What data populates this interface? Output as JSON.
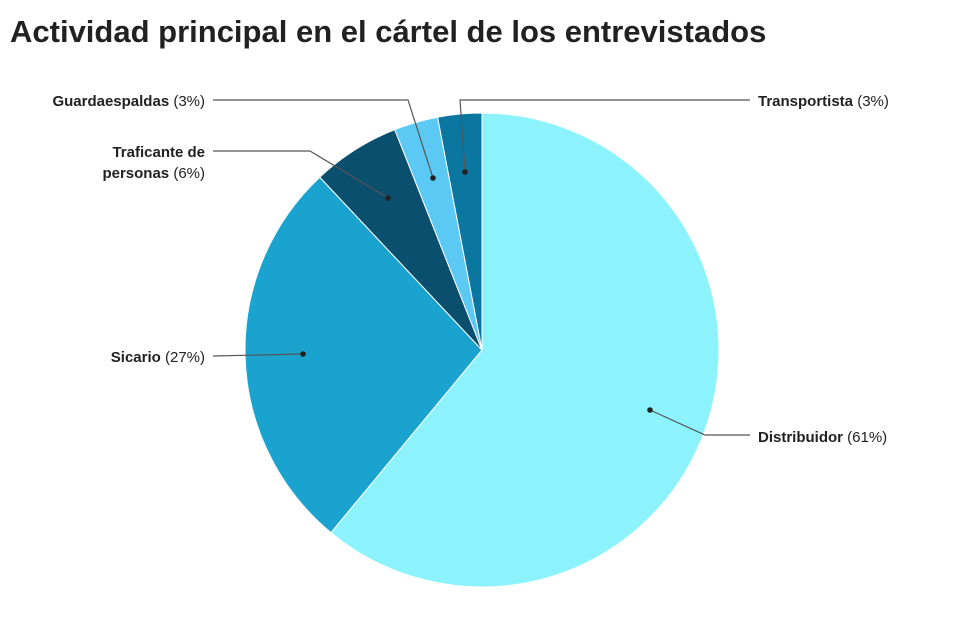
{
  "chart_data": {
    "type": "pie",
    "title": "Actividad principal en el cártel de los entrevistados",
    "start": "top",
    "direction": "clockwise",
    "slices": [
      {
        "label": "Distribuidor",
        "value": 61,
        "pct_label": "(61%)",
        "color": "#8cf3fd"
      },
      {
        "label": "Sicario",
        "value": 27,
        "pct_label": "(27%)",
        "color": "#1ba3cf"
      },
      {
        "label": "Traficante de personas",
        "lines": [
          "Traficante de",
          "personas"
        ],
        "value": 6,
        "pct_label": "(6%)",
        "color": "#0a4f6d"
      },
      {
        "label": "Guardaespaldas",
        "value": 3,
        "pct_label": "(3%)",
        "color": "#5cc9f4"
      },
      {
        "label": "Transportista",
        "value": 3,
        "pct_label": "(3%)",
        "color": "#0b77a0"
      }
    ]
  }
}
********
What to produce: In the copy, include no pictures; restate the listing above exactly.

Exercise solution:
What data populates this interface? Output as JSON.
{
  "chart_data": {
    "type": "pie",
    "title": "Actividad principal en el cártel de los entrevistados",
    "start": "top",
    "direction": "clockwise",
    "slices": [
      {
        "label": "Distribuidor",
        "value": 61,
        "pct_label": "(61%)",
        "color": "#8cf3fd"
      },
      {
        "label": "Sicario",
        "value": 27,
        "pct_label": "(27%)",
        "color": "#1ba3cf"
      },
      {
        "label": "Traficante de personas",
        "lines": [
          "Traficante de",
          "personas"
        ],
        "value": 6,
        "pct_label": "(6%)",
        "color": "#0a4f6d"
      },
      {
        "label": "Guardaespaldas",
        "value": 3,
        "pct_label": "(3%)",
        "color": "#5cc9f4"
      },
      {
        "label": "Transportista",
        "value": 3,
        "pct_label": "(3%)",
        "color": "#0b77a0"
      }
    ]
  }
}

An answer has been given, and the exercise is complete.